## begin

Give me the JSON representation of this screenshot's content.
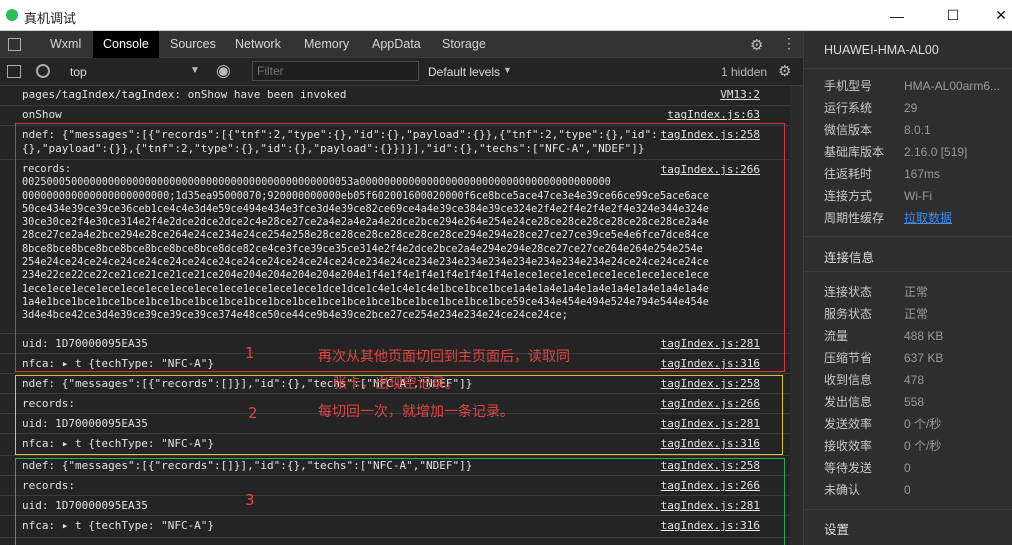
{
  "window": {
    "title": "真机调试",
    "minimize": "—",
    "maximize": "☐",
    "close": "✕"
  },
  "tabs": [
    "Wxml",
    "Console",
    "Sources",
    "Network",
    "Memory",
    "AppData",
    "Storage"
  ],
  "active_tab": "Console",
  "toolbar": {
    "context": "top",
    "filter_placeholder": "Filter",
    "levels": "Default levels",
    "hidden": "1 hidden"
  },
  "console": {
    "rows": [
      {
        "msg": "pages/tagIndex/tagIndex: onShow have been invoked",
        "src": "VM13:2"
      },
      {
        "msg": "onShow",
        "src": "tagIndex.js:63"
      },
      {
        "msg": "ndef: {\"messages\":[{\"records\":[{\"tnf\":2,\"type\":{},\"id\":{},\"payload\":{}},{\"tnf\":2,\"type\":{},\"id\":\n{},\"payload\":{}},{\"tnf\":2,\"type\":{},\"id\":{},\"payload\":{}}]}],\"id\":{},\"techs\":[\"NFC-A\",\"NDEF\"]}",
        "src": "tagIndex.js:258"
      },
      {
        "msg": "records:\n002500050000000000000000000000000000000000000000000053a00000000000000000000000000000000000000000\n000000000000000000000000;1d35ea95000070;920000000000eb05f602001600020000f6ce8bce5ace47ce3e4e39ce66ce99ce5ace6ace\n50ce434e39ce39ce36ceb1ce4c4e3d4e59ce494e434e3fce3d4e39ce82ce69ce4a4e39ce384e39ce324e2f4e2f4e2f4e2f4e324e344e324e\n30ce30ce2f4e30ce314e2f4e2dce2dce2dce2c4e28ce27ce2a4e2a4e2a4e2dce2bce294e264e254e24ce28ce28ce28ce28ce28ce28ce2a4e\n28ce27ce2a4e2bce294e28ce264e24ce234e24ce254e258e28ce28ce28ce28ce28ce28ce294e294e28ce27ce27ce39ce5e4e6fce7dce84ce\n8bce8bce8bce8bce8bce8bce8bce8bce8dce82ce4ce3fce39ce35ce314e2f4e2dce2bce2a4e294e294e28ce27ce27ce264e264e254e254e\n254e24ce24ce24ce24ce24ce24ce24ce24ce24ce24ce24ce24ce24ce234e24ce234e234e234e234e234e234e234e234e24ce24ce24ce24ce\n234e22ce22ce22ce21ce21ce21ce21ce204e204e204e204e204e204e1f4e1f4e1f4e1f4e1f4e1f4e1ece1ece1ece1ece1ece1ece1ece1ece\n1ece1ece1ece1ece1ece1ece1ece1ece1ece1ece1ece1ece1dce1dce1c4e1c4e1c4e1bce1bce1bce1a4e1a4e1a4e1a4e1a4e1a4e1a4e1a4e\n1a4e1bce1bce1bce1bce1bce1bce1bce1bce1bce1bce1bce1bce1bce1bce1bce1bce1bce1bce1bce59ce434e454e494e524e794e544e454e\n3d4e4bce42ce3d4e39ce39ce39ce39ce374e48ce50ce44ce9b4e39ce2bce27ce254e234e234e24ce24ce24ce;",
        "src": "tagIndex.js:266"
      },
      {
        "msg": "uid: 1D70000095EA35",
        "src": "tagIndex.js:281"
      },
      {
        "msg": "nfca: ▸ t {techType: \"NFC-A\"}",
        "src": "tagIndex.js:316"
      },
      {
        "msg": "ndef: {\"messages\":[{\"records\":[]}],\"id\":{},\"techs\":[\"NFC-A\",\"NDEF\"]}",
        "src": "tagIndex.js:258"
      },
      {
        "msg": "records:",
        "src": "tagIndex.js:266"
      },
      {
        "msg": "uid: 1D70000095EA35",
        "src": "tagIndex.js:281"
      },
      {
        "msg": "nfca: ▸ t {techType: \"NFC-A\"}",
        "src": "tagIndex.js:316"
      },
      {
        "msg": "ndef: {\"messages\":[{\"records\":[]}],\"id\":{},\"techs\":[\"NFC-A\",\"NDEF\"]}",
        "src": "tagIndex.js:258"
      },
      {
        "msg": "records:",
        "src": "tagIndex.js:266"
      },
      {
        "msg": "uid: 1D70000095EA35",
        "src": "tagIndex.js:281"
      },
      {
        "msg": "nfca: ▸ t {techType: \"NFC-A\"}",
        "src": "tagIndex.js:316"
      }
    ],
    "annotations": {
      "n1": "1",
      "n2": "2",
      "n3": "3",
      "note1": "再次从其他页面切回到主页面后，读取同",
      "note1b": "张卡，出现空记录。",
      "note2": "每切回一次，就增加一条记录。"
    }
  },
  "sidebar": {
    "device": "HUAWEI-HMA-AL00",
    "info": [
      {
        "label": "手机型号",
        "value": "HMA-AL00arm6..."
      },
      {
        "label": "运行系统",
        "value": "29"
      },
      {
        "label": "微信版本",
        "value": "8.0.1"
      },
      {
        "label": "基础库版本",
        "value": "2.16.0 [519]"
      },
      {
        "label": "往返耗时",
        "value": "167ms"
      },
      {
        "label": "连接方式",
        "value": "Wi-Fi"
      },
      {
        "label": "周期性缓存",
        "value": "拉取数据"
      }
    ],
    "conn_title": "连接信息",
    "conn": [
      {
        "label": "连接状态",
        "value": "正常"
      },
      {
        "label": "服务状态",
        "value": "正常"
      },
      {
        "label": "流量",
        "value": "488 KB"
      },
      {
        "label": "压缩节省",
        "value": "637 KB"
      },
      {
        "label": "收到信息",
        "value": "478"
      },
      {
        "label": "发出信息",
        "value": "558"
      },
      {
        "label": "发送效率",
        "value": "0 个/秒"
      },
      {
        "label": "接收效率",
        "value": "0 个/秒"
      },
      {
        "label": "等待发送",
        "value": "0"
      },
      {
        "label": "未确认",
        "value": "0"
      }
    ],
    "settings": "设置",
    "colors": {
      "ok": "#2bbf5a",
      "link": "#3b8df0"
    }
  }
}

## end

__What is asked__
Of the lines above, copy each that contains "onShow".

__Worked answer__
        "msg": "pages/tagIndex/tagIndex: onShow have been invoked",
        "msg": "onShow",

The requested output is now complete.